• [Brief] Rewrite each of the entries below with "bounding boxes" changed to "coordinate boxes", leaving every other word as it is.

• [Information provided]
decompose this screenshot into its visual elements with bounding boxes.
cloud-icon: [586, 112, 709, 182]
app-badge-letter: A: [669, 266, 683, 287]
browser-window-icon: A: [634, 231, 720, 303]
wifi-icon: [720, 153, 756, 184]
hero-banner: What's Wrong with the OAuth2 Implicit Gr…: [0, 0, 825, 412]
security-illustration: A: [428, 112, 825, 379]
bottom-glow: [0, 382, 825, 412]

• [Completed exercise]
decompose this screenshot into its visual elements with coordinate boxes.
cloud-icon: [586, 112, 709, 182]
app-badge-letter: A: [669, 266, 683, 287]
browser-window-icon: A: [634, 231, 720, 303]
wifi-icon: [720, 153, 756, 184]
hero-banner: What's Wrong with the OAuth2 Implicit Gr…: [0, 0, 825, 412]
security-illustration: A: [428, 112, 825, 379]
bottom-glow: [0, 382, 825, 412]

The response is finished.